● Instruction
State the count of lines below in which the word "Mode" appears, and add nothing.

● Given information

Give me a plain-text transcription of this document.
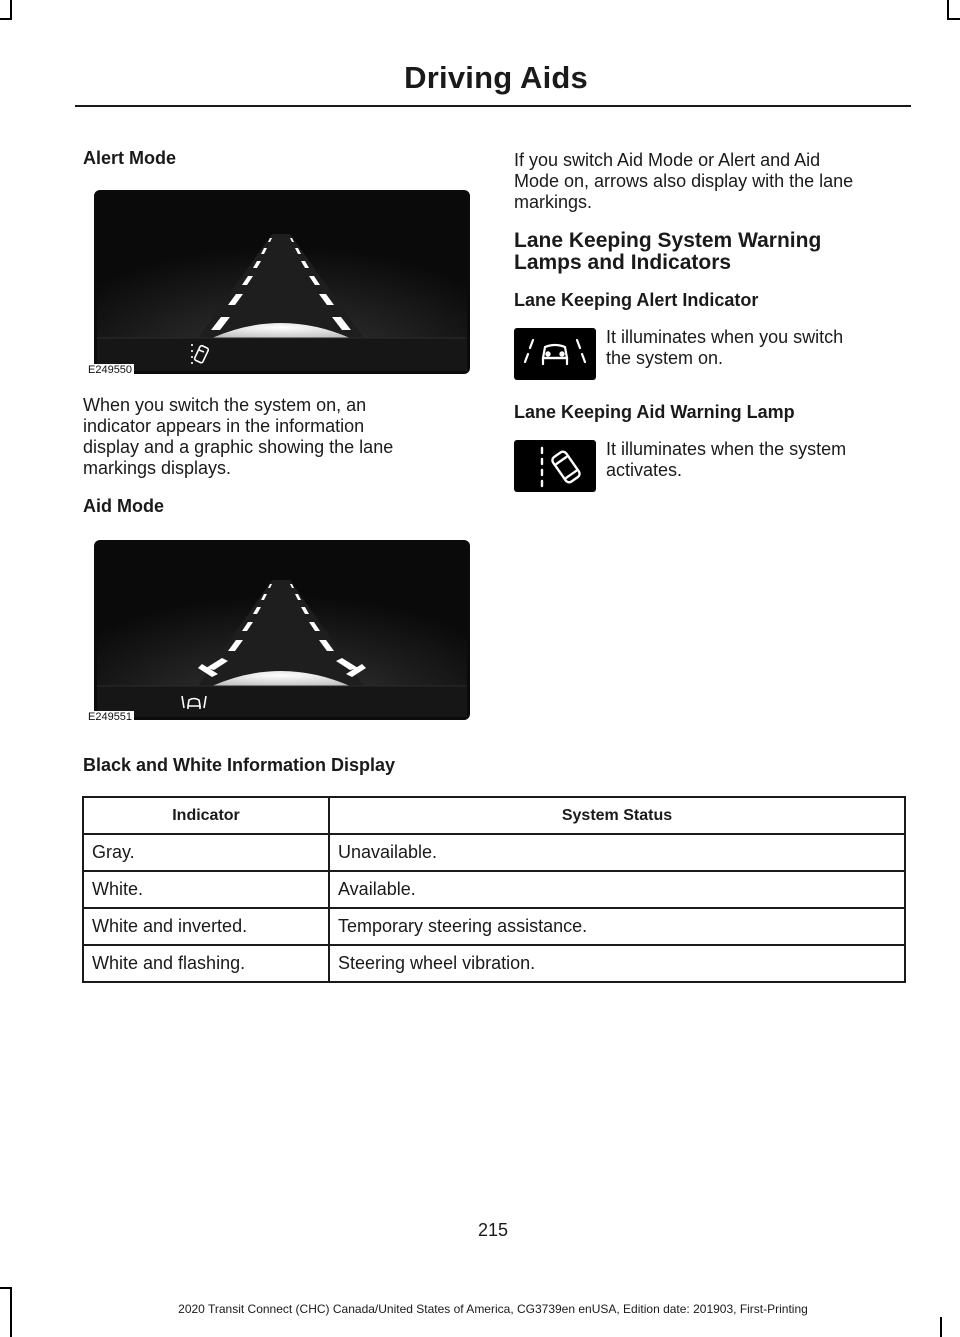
Driving Aids
Alert Mode
E249550
When you switch the system on, an
indicator appears in the information
display and a graphic showing the lane
markings displays.
Aid Mode
E249551
If you switch Aid Mode or Alert and Aid
Mode on, arrows also display with the lane
markings.
Lane Keeping System Warning
Lamps and Indicators
Lane Keeping Alert Indicator
It illuminates when you switch
the system on.
Lane Keeping Aid Warning Lamp
It illuminates when the system
activates.
Black and White Information Display
Indicator	System Status
Gray.	Unavailable.
White.	Available.
White and inverted.	Temporary steering assistance.
White and flashing.	Steering wheel vibration.
215
2020 Transit Connect (CHC) Canada/United States of America, CG3739en enUSA, Edition date: 201903, First-Printing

● Right answer
4